- **What is needed**
Extract all of the entries and set them down verbatim.

'''

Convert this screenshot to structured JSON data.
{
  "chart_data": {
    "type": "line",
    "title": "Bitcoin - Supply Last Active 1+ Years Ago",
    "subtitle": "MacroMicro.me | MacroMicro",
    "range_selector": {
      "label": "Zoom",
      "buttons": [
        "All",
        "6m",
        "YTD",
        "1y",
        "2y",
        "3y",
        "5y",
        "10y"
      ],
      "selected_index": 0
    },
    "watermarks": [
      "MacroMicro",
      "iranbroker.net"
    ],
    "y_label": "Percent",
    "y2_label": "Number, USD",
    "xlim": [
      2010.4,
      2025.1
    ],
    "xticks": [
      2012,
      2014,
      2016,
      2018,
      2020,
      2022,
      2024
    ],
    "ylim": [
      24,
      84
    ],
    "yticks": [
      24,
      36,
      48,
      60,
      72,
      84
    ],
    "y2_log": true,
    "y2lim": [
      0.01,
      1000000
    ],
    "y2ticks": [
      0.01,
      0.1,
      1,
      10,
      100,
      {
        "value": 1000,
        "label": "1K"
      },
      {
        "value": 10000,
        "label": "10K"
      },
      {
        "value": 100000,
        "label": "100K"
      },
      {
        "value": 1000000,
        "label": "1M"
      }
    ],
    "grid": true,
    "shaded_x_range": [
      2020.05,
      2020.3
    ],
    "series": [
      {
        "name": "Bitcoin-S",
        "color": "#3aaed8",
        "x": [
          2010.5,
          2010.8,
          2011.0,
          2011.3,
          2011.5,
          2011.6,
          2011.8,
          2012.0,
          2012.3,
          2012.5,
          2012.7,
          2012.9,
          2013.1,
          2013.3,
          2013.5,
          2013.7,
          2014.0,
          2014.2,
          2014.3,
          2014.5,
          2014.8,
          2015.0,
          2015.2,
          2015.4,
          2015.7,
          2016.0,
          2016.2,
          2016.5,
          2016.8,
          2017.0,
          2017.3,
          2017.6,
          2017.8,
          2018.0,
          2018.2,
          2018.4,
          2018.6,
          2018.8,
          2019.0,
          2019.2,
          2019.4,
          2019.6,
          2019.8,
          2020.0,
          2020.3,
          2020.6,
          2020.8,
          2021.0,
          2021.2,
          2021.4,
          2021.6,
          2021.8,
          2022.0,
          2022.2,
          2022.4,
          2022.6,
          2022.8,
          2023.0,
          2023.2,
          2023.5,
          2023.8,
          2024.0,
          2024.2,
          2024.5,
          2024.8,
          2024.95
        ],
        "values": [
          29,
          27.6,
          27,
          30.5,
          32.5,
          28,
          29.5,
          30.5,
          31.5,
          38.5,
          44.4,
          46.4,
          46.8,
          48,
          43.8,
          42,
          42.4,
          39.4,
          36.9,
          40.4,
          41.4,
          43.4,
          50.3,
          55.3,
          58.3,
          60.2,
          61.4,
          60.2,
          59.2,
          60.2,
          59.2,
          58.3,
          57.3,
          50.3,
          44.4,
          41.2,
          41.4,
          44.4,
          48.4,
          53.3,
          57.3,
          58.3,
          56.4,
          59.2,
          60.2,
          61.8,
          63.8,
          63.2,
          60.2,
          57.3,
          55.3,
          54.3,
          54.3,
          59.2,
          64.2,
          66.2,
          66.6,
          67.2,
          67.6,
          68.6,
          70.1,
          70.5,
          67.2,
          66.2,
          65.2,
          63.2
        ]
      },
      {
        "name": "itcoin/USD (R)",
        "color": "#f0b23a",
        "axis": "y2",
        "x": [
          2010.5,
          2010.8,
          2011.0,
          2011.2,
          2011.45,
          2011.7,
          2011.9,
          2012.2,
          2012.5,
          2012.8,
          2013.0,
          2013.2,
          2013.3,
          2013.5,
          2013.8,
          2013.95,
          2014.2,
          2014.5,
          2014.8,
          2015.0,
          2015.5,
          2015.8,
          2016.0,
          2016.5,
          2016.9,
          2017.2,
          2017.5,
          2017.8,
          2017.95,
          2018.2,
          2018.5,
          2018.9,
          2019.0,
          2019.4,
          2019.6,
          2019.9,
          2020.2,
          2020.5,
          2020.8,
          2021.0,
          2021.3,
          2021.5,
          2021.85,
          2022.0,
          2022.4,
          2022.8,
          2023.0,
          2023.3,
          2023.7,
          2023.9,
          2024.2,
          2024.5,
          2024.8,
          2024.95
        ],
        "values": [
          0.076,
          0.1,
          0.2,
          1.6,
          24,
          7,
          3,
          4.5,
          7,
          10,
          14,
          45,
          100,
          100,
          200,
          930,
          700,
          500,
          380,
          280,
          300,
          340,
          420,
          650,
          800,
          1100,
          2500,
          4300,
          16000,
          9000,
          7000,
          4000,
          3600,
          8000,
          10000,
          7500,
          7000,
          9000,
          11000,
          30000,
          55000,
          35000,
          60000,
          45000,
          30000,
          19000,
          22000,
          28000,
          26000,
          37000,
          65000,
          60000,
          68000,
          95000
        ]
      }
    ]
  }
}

'''

- **Answer**
Convert this screenshot to structured JSON data.
{
  "chart_data": {
    "type": "line",
    "title": "Bitcoin - Supply Last Active 1+ Years Ago",
    "subtitle": "MacroMicro.me | MacroMicro",
    "range_selector": {
      "label": "Zoom",
      "buttons": [
        "All",
        "6m",
        "YTD",
        "1y",
        "2y",
        "3y",
        "5y",
        "10y"
      ],
      "selected_index": 0
    },
    "watermarks": [
      "MacroMicro",
      "iranbroker.net"
    ],
    "y_label": "Percent",
    "y2_label": "Number, USD",
    "xlim": [
      2010.4,
      2025.1
    ],
    "xticks": [
      2012,
      2014,
      2016,
      2018,
      2020,
      2022,
      2024
    ],
    "ylim": [
      24,
      84
    ],
    "yticks": [
      24,
      36,
      48,
      60,
      72,
      84
    ],
    "y2_log": true,
    "y2lim": [
      0.01,
      1000000
    ],
    "y2ticks": [
      0.01,
      0.1,
      1,
      10,
      100,
      {
        "value": 1000,
        "label": "1K"
      },
      {
        "value": 10000,
        "label": "10K"
      },
      {
        "value": 100000,
        "label": "100K"
      },
      {
        "value": 1000000,
        "label": "1M"
      }
    ],
    "grid": true,
    "shaded_x_range": [
      2020.05,
      2020.3
    ],
    "series": [
      {
        "name": "Bitcoin-S",
        "color": "#3aaed8",
        "x": [
          2010.5,
          2010.8,
          2011.0,
          2011.3,
          2011.5,
          2011.6,
          2011.8,
          2012.0,
          2012.3,
          2012.5,
          2012.7,
          2012.9,
          2013.1,
          2013.3,
          2013.5,
          2013.7,
          2014.0,
          2014.2,
          2014.3,
          2014.5,
          2014.8,
          2015.0,
          2015.2,
          2015.4,
          2015.7,
          2016.0,
          2016.2,
          2016.5,
          2016.8,
          2017.0,
          2017.3,
          2017.6,
          2017.8,
          2018.0,
          2018.2,
          2018.4,
          2018.6,
          2018.8,
          2019.0,
          2019.2,
          2019.4,
          2019.6,
          2019.8,
          2020.0,
          2020.3,
          2020.6,
          2020.8,
          2021.0,
          2021.2,
          2021.4,
          2021.6,
          2021.8,
          2022.0,
          2022.2,
          2022.4,
          2022.6,
          2022.8,
          2023.0,
          2023.2,
          2023.5,
          2023.8,
          2024.0,
          2024.2,
          2024.5,
          2024.8,
          2024.95
        ],
        "values": [
          29,
          27.6,
          27,
          30.5,
          32.5,
          28,
          29.5,
          30.5,
          31.5,
          38.5,
          44.4,
          46.4,
          46.8,
          48,
          43.8,
          42,
          42.4,
          39.4,
          36.9,
          40.4,
          41.4,
          43.4,
          50.3,
          55.3,
          58.3,
          60.2,
          61.4,
          60.2,
          59.2,
          60.2,
          59.2,
          58.3,
          57.3,
          50.3,
          44.4,
          41.2,
          41.4,
          44.4,
          48.4,
          53.3,
          57.3,
          58.3,
          56.4,
          59.2,
          60.2,
          61.8,
          63.8,
          63.2,
          60.2,
          57.3,
          55.3,
          54.3,
          54.3,
          59.2,
          64.2,
          66.2,
          66.6,
          67.2,
          67.6,
          68.6,
          70.1,
          70.5,
          67.2,
          66.2,
          65.2,
          63.2
        ]
      },
      {
        "name": "itcoin/USD (R)",
        "color": "#f0b23a",
        "axis": "y2",
        "x": [
          2010.5,
          2010.8,
          2011.0,
          2011.2,
          2011.45,
          2011.7,
          2011.9,
          2012.2,
          2012.5,
          2012.8,
          2013.0,
          2013.2,
          2013.3,
          2013.5,
          2013.8,
          2013.95,
          2014.2,
          2014.5,
          2014.8,
          2015.0,
          2015.5,
          2015.8,
          2016.0,
          2016.5,
          2016.9,
          2017.2,
          2017.5,
          2017.8,
          2017.95,
          2018.2,
          2018.5,
          2018.9,
          2019.0,
          2019.4,
          2019.6,
          2019.9,
          2020.2,
          2020.5,
          2020.8,
          2021.0,
          2021.3,
          2021.5,
          2021.85,
          2022.0,
          2022.4,
          2022.8,
          2023.0,
          2023.3,
          2023.7,
          2023.9,
          2024.2,
          2024.5,
          2024.8,
          2024.95
        ],
        "values": [
          0.076,
          0.1,
          0.2,
          1.6,
          24,
          7,
          3,
          4.5,
          7,
          10,
          14,
          45,
          100,
          100,
          200,
          930,
          700,
          500,
          380,
          280,
          300,
          340,
          420,
          650,
          800,
          1100,
          2500,
          4300,
          16000,
          9000,
          7000,
          4000,
          3600,
          8000,
          10000,
          7500,
          7000,
          9000,
          11000,
          30000,
          55000,
          35000,
          60000,
          45000,
          30000,
          19000,
          22000,
          28000,
          26000,
          37000,
          65000,
          60000,
          68000,
          95000
        ]
      }
    ]
  }
}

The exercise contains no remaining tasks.